Source document:
Segment Open
This is the third year in a row that I’ve written about my mom’s passing, and it occurred to me today that I’m not sure when or if I will ever stop writing about it. It’s not just that it’s so therapeutic for me, or that it gives me a chance to bring her back to life, even if for a moment. It’s that it never stops hurting or feeling relevant, and I never stop stumbling upon new revelations or stages in my healing.
As of tomorrow, it will be ten years since that unexpected, soul-rattling, life-changing moment occurred. Ten years. And in many ways, that moment is still with me after all that time. Because, somewhere beyond all the healing and acceptance, lies a pocket of time that stands immoveable inside me. It’s as if the months surrounding her death remain forever in the present, refusing to budge or resolve or make any sense. That part of me doesn’t want to move forward, partly because I don’t want to leave her behind, but mostly because I’m not done figuring it out.
In terms of mourning, ten years doesn’t feel all that long. It’s too much to process….and I may never be done.
Segment Closed
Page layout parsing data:
Segment Open
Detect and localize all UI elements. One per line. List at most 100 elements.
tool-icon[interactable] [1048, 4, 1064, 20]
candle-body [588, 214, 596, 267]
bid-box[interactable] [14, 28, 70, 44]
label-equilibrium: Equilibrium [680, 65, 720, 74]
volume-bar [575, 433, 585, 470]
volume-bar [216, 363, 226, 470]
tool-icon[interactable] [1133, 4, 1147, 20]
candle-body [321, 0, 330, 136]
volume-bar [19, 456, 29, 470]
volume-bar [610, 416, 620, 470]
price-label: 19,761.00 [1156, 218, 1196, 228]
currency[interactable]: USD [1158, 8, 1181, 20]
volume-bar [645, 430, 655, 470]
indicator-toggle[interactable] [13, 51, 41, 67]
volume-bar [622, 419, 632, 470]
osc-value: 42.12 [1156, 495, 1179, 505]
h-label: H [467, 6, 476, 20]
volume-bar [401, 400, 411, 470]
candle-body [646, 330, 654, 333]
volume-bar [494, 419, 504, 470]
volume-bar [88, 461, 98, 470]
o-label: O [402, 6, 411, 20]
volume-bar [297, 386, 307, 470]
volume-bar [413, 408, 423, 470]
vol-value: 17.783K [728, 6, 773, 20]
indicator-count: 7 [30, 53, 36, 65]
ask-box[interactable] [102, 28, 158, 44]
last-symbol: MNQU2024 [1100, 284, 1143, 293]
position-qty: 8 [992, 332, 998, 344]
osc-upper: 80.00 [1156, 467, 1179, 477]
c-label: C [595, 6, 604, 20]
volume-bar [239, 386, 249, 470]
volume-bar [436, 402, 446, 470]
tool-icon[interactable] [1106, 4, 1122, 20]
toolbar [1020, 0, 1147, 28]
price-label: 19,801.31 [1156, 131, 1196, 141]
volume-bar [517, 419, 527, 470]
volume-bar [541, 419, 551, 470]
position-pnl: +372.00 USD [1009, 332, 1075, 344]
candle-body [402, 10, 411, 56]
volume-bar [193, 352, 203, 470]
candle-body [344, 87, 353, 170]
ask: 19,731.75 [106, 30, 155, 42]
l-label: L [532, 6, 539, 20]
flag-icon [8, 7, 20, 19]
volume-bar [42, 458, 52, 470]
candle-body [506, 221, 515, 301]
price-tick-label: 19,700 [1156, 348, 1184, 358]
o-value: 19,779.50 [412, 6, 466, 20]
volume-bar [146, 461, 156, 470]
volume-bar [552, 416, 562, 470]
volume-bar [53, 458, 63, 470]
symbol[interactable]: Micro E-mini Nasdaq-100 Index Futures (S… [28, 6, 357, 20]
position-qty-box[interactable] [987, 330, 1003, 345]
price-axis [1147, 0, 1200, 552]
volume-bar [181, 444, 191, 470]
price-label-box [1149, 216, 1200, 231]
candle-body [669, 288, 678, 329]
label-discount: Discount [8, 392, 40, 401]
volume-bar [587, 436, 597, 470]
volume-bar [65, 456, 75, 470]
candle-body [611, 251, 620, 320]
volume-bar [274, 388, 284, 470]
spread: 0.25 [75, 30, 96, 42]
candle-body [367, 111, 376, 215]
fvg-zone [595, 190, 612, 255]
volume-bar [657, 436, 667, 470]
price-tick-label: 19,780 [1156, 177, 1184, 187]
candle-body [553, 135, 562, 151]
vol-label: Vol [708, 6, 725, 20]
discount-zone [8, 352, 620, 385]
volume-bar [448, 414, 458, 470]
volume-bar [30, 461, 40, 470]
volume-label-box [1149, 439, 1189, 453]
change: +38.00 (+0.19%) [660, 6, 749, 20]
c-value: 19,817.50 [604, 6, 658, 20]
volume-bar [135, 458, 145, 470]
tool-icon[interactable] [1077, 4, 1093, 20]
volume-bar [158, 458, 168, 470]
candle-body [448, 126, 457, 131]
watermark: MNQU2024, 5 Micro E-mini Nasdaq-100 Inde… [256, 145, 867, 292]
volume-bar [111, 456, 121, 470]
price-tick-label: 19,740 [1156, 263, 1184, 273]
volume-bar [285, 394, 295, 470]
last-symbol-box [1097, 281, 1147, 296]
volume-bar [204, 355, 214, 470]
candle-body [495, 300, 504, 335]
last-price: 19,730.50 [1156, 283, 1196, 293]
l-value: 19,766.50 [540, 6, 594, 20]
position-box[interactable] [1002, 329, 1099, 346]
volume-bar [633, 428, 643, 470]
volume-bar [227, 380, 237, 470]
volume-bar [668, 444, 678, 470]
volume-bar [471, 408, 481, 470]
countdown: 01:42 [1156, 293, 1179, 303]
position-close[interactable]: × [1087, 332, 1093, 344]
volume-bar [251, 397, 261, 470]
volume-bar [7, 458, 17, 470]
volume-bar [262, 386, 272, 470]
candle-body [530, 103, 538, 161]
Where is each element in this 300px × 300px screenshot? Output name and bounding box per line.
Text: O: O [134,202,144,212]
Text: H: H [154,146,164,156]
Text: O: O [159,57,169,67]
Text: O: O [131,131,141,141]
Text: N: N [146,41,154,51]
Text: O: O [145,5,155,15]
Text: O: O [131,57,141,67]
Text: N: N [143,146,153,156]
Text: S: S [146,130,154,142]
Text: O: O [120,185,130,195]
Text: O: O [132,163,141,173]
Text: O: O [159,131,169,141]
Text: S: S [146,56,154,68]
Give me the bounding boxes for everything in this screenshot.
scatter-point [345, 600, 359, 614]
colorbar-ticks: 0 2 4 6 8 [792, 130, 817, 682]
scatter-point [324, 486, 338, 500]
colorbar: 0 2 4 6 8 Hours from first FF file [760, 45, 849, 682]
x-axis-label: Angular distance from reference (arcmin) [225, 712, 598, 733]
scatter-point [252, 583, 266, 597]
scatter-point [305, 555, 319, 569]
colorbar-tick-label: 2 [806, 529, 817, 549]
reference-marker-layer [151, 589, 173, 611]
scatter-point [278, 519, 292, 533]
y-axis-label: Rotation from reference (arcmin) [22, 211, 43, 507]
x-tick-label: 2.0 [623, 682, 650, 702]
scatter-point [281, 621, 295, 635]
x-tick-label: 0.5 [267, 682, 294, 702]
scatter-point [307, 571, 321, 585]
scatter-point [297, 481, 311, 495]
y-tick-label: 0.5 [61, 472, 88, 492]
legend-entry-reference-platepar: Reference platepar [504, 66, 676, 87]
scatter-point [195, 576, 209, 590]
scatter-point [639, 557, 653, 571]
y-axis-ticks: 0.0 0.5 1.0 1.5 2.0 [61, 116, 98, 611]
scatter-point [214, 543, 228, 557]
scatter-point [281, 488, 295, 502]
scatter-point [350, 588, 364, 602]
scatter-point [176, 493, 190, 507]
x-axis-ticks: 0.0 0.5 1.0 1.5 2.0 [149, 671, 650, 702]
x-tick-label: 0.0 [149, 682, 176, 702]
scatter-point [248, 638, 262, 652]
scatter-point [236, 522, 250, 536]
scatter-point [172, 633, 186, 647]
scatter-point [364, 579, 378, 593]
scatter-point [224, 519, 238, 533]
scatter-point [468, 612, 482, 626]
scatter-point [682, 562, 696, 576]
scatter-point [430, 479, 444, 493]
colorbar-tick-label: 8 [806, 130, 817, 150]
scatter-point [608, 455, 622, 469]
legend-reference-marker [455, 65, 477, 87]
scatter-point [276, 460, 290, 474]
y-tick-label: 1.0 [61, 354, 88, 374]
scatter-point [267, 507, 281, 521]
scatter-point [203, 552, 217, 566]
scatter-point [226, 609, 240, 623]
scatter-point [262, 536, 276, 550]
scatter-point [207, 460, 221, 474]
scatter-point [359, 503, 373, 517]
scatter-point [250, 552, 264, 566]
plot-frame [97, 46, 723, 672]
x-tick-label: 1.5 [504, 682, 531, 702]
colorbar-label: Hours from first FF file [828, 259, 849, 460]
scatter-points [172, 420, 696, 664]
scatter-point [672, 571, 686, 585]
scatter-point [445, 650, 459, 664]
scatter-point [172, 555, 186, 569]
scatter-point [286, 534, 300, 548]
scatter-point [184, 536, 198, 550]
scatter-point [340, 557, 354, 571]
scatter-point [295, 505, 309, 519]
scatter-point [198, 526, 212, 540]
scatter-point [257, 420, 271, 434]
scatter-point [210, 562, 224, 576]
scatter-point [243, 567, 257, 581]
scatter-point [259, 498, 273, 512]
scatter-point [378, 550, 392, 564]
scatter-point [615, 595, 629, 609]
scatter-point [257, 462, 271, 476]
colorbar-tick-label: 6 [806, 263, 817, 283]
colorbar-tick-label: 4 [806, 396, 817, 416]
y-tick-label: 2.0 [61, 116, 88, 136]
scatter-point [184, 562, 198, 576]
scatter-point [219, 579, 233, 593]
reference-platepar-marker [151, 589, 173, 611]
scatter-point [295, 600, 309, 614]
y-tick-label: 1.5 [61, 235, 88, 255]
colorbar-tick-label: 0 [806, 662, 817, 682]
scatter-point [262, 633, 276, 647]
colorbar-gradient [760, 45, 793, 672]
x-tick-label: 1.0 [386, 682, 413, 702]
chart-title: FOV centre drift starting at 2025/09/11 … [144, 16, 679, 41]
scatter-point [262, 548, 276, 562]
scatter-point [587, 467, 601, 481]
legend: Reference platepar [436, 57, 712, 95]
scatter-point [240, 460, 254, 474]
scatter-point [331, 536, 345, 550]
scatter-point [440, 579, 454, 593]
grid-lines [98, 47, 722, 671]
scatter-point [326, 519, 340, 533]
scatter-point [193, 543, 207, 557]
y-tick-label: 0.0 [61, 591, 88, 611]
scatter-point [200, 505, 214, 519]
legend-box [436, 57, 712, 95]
Segment Closed
What you are asked to do: Duplicate the passage from the essay about a mother's passing, starting with "This is the" and going on through "in my healing.".

Output:
This is the third year in a row that I’ve written about my mom’s passing, and it occurred to me today that I’m not sure when or if I will ever stop writing about it. It’s not just that it’s so therapeutic for me, or that it gives me a chance to bring her back to life, even if for a moment. It’s that it never stops hurting or feeling relevant, and I never stop stumbling upon new revelations or stages in my healing.